EXERCISE GOAL »
Render everything from the line containing "Enumerate 91 of" down to the line containing "y-tick-label: 4000 bbox=[36, 218, 61, 231]" as a Markdown table with two columns, Row and Line, giving each line a row number and omitting blank lines.

Start of TASK INPUT

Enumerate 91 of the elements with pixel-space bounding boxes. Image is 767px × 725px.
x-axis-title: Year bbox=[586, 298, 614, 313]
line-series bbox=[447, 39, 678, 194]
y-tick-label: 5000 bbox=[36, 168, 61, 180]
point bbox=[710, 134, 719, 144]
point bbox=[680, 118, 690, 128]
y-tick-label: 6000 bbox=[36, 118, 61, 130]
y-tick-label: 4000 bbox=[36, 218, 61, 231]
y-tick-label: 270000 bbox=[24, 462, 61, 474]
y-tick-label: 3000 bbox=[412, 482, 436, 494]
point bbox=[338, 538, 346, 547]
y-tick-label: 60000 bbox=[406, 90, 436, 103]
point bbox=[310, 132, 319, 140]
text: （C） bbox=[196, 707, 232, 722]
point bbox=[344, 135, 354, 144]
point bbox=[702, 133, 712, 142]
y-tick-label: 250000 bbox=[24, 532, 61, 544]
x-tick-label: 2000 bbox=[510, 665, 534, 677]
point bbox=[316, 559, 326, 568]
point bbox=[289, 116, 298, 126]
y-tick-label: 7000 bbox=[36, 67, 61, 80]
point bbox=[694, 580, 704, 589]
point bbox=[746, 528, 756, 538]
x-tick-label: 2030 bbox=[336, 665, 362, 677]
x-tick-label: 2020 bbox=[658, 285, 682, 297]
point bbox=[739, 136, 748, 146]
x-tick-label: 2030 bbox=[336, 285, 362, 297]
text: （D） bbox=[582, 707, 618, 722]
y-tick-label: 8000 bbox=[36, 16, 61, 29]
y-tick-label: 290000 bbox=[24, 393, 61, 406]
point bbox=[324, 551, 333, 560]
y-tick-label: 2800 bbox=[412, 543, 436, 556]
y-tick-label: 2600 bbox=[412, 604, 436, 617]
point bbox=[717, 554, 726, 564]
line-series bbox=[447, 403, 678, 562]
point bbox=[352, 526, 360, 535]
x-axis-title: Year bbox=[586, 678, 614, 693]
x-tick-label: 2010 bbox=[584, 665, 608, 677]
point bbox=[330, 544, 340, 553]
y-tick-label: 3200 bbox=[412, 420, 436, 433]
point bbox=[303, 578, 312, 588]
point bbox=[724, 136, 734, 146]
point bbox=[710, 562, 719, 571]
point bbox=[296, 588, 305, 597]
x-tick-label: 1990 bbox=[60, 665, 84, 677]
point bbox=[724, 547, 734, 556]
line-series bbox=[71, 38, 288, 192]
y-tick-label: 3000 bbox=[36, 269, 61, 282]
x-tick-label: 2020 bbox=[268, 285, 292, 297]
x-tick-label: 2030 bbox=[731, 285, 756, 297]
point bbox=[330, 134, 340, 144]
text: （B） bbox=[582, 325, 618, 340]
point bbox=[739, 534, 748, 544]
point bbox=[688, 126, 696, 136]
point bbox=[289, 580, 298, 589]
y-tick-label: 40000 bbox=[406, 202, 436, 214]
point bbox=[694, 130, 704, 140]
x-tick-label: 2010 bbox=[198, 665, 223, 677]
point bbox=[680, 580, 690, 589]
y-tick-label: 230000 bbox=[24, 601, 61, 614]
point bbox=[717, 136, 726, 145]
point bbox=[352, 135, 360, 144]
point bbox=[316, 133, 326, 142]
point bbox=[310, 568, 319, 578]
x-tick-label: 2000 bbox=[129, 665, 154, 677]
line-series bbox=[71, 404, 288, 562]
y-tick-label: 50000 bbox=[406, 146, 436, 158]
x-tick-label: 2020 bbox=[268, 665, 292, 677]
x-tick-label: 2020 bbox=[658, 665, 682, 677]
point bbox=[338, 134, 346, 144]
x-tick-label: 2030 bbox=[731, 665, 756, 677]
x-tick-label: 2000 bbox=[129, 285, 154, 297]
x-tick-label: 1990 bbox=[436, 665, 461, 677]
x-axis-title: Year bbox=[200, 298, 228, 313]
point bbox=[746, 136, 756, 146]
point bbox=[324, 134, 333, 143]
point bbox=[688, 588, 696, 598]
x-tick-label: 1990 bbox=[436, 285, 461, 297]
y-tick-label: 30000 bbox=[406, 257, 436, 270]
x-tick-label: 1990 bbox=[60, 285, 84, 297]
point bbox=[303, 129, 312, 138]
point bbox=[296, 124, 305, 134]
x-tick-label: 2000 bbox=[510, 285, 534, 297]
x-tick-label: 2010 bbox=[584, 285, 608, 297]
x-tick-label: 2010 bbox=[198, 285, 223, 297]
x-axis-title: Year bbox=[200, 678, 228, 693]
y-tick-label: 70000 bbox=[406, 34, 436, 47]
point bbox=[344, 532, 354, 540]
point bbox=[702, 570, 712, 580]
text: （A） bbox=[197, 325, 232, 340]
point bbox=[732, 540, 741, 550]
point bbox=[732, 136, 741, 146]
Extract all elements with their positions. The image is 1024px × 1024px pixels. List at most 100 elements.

End of TASK INPUT
Start of TASK INPUT

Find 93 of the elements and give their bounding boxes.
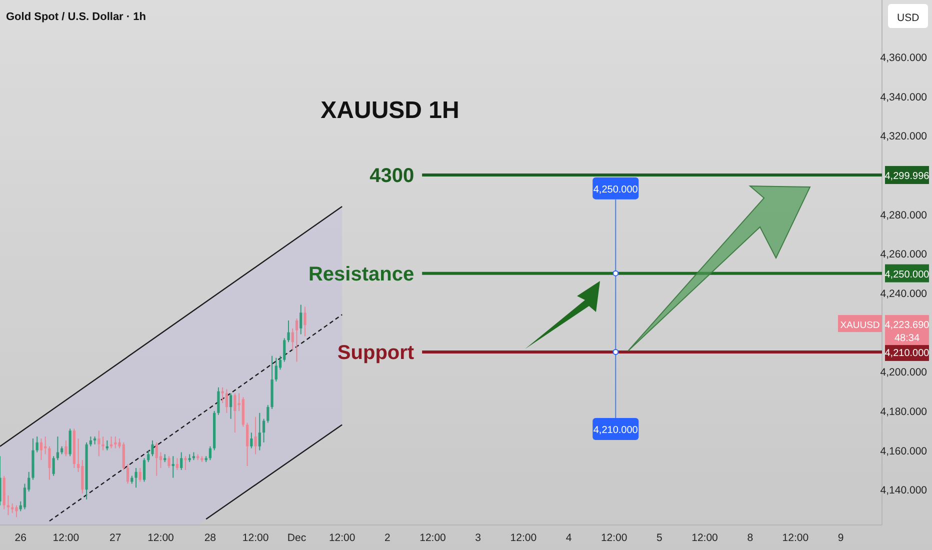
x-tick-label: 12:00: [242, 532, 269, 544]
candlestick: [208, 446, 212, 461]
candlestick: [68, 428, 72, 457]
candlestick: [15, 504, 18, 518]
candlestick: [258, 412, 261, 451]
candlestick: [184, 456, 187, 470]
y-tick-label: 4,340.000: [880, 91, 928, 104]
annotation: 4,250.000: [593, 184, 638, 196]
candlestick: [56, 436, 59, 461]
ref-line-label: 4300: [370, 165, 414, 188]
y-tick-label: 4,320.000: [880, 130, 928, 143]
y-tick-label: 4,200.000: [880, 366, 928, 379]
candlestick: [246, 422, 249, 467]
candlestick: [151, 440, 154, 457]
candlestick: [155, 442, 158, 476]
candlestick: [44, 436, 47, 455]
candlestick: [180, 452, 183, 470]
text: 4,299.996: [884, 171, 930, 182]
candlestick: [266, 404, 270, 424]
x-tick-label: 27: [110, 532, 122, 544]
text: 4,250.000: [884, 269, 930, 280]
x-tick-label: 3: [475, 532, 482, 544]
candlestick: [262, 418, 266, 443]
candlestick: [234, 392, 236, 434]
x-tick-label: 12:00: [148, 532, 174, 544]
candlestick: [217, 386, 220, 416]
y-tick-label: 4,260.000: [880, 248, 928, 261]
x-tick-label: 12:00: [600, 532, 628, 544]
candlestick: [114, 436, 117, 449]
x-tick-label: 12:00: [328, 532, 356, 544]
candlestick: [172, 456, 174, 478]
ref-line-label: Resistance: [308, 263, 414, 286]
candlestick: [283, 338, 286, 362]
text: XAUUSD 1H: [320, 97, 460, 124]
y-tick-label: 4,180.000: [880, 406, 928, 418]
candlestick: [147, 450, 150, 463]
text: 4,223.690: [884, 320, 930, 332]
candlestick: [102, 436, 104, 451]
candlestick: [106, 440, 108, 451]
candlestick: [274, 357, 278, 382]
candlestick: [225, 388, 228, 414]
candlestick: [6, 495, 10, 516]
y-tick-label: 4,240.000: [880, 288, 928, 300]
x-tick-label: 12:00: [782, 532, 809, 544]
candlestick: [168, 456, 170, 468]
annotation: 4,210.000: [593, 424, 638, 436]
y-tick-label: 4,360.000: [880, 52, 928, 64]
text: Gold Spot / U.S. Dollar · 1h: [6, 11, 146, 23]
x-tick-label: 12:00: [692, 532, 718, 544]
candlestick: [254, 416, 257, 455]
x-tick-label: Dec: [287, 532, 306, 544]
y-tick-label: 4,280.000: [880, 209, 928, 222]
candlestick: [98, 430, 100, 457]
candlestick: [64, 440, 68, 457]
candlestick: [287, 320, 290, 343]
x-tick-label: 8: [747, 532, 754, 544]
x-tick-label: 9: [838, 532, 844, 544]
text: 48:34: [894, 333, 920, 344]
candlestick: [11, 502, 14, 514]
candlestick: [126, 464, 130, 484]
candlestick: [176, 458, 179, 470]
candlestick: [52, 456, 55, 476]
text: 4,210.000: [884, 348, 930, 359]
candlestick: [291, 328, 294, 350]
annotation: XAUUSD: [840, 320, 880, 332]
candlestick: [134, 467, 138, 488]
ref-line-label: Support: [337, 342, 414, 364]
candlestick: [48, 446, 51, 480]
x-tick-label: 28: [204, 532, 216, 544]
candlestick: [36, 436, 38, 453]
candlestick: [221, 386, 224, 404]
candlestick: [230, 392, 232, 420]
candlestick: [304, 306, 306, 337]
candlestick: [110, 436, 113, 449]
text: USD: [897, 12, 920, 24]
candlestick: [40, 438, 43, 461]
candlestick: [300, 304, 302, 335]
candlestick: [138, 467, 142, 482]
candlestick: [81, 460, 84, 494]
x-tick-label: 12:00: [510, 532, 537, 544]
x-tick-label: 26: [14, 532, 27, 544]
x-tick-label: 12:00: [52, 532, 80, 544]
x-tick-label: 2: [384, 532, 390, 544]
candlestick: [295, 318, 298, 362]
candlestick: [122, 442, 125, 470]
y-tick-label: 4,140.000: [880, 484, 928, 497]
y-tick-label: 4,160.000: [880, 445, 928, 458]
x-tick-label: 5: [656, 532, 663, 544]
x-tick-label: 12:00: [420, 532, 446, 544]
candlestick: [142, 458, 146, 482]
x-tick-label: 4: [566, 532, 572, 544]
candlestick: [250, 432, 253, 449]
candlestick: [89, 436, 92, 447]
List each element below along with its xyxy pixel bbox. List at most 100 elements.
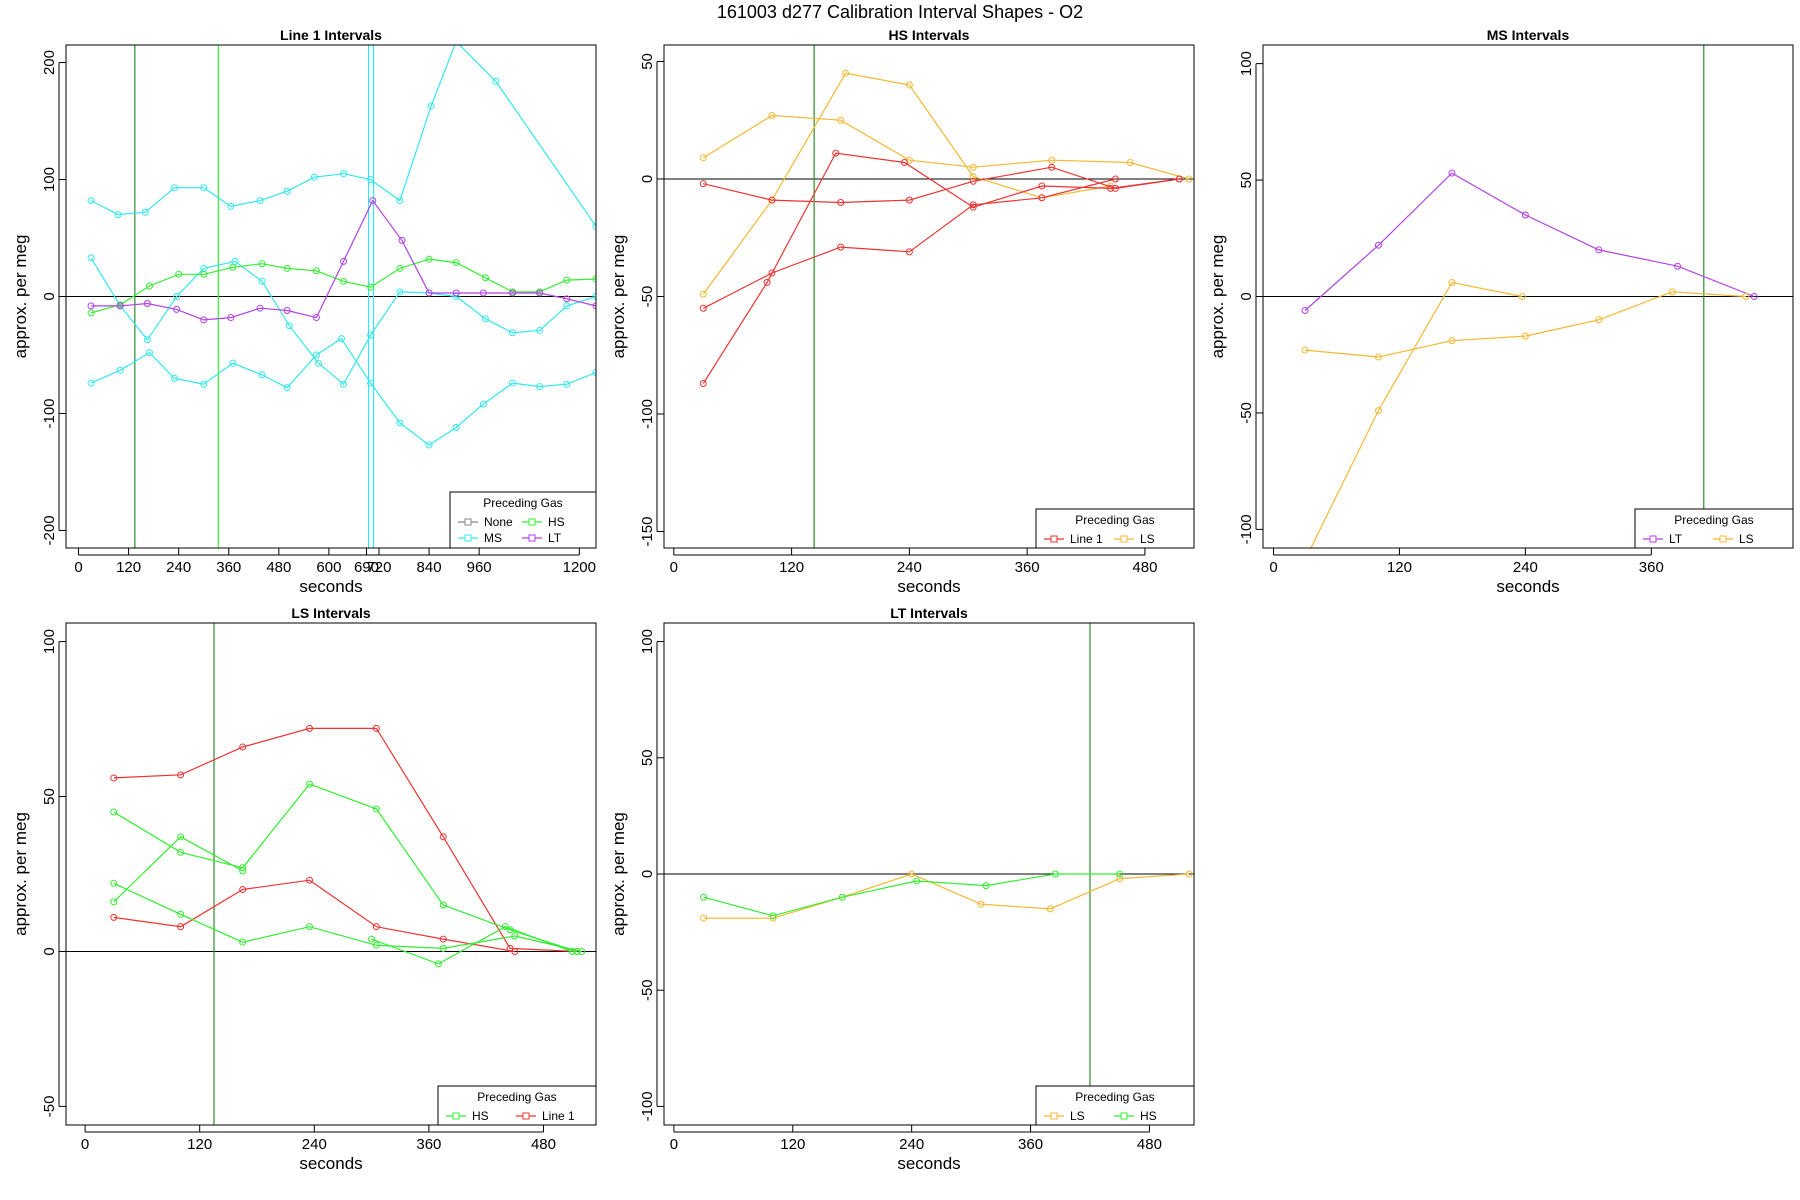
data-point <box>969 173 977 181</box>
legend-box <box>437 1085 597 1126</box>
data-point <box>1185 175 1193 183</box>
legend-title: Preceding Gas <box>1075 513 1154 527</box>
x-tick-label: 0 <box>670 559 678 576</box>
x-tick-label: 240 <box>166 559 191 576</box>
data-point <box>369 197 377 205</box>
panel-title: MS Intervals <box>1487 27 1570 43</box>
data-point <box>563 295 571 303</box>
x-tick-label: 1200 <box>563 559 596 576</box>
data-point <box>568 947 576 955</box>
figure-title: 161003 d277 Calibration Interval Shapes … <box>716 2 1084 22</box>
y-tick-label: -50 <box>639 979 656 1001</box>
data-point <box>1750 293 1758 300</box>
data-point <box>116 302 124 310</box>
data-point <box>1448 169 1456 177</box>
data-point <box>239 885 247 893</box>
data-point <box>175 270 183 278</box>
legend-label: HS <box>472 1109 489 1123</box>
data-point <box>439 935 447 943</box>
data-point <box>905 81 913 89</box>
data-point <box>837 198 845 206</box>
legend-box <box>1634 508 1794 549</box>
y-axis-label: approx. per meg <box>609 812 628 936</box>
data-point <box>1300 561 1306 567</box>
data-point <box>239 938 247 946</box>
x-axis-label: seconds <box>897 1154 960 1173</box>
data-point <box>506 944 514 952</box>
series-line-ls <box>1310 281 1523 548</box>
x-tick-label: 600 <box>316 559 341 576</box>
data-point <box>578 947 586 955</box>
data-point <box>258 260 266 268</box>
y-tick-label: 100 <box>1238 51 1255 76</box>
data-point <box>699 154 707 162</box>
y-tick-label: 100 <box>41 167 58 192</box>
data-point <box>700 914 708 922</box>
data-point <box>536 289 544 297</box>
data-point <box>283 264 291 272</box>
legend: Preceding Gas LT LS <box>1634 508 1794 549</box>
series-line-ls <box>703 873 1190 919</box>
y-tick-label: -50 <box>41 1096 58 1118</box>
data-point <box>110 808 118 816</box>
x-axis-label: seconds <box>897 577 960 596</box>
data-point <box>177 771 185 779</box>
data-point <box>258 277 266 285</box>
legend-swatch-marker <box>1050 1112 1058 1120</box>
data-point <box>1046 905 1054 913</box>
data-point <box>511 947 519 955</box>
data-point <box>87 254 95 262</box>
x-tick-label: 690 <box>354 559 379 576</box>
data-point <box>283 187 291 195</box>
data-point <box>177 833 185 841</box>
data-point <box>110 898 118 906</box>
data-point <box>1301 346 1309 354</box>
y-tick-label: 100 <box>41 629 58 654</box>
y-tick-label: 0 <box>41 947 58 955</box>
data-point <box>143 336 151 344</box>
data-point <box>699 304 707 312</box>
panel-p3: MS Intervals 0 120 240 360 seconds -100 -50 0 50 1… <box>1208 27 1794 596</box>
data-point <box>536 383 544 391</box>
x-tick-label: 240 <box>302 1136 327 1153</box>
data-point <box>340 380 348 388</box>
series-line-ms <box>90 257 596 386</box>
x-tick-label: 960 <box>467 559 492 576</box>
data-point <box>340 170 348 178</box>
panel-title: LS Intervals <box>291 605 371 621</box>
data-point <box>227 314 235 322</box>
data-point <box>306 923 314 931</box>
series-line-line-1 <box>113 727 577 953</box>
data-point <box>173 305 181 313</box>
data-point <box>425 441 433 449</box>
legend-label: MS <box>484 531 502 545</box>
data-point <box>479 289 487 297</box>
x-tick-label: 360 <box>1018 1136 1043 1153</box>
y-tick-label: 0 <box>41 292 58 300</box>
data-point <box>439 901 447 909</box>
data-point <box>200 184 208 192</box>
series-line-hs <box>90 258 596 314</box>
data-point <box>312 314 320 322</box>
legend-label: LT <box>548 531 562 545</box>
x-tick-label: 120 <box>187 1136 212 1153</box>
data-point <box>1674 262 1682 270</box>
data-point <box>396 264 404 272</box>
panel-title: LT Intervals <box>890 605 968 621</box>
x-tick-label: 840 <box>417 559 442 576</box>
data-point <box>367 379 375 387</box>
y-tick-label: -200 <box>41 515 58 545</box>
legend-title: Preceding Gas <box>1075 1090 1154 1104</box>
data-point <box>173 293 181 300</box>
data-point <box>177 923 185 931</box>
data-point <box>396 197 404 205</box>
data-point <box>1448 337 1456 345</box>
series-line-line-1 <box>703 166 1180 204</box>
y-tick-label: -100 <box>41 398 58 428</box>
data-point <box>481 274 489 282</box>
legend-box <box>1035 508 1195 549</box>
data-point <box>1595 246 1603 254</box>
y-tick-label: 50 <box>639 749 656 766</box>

End of TASK INPUT

TASK SOLUTION »
| Row | Line |
|---|---|
| 1 | Enumerate 91 of the elements with pixel-space bounding boxes. Image is 767px × 725px. |
| 2 | x-axis-title: Year bbox=[586, 298, 614, 313] |
| 3 | line-series bbox=[447, 39, 678, 194] |
| 4 | y-tick-label: 5000 bbox=[36, 168, 61, 180] |
| 5 | point bbox=[710, 134, 719, 144] |
| 6 | point bbox=[680, 118, 690, 128] |
| 7 | y-tick-label: 6000 bbox=[36, 118, 61, 130] |
| 8 | y-tick-label: 4000 bbox=[36, 218, 61, 231] |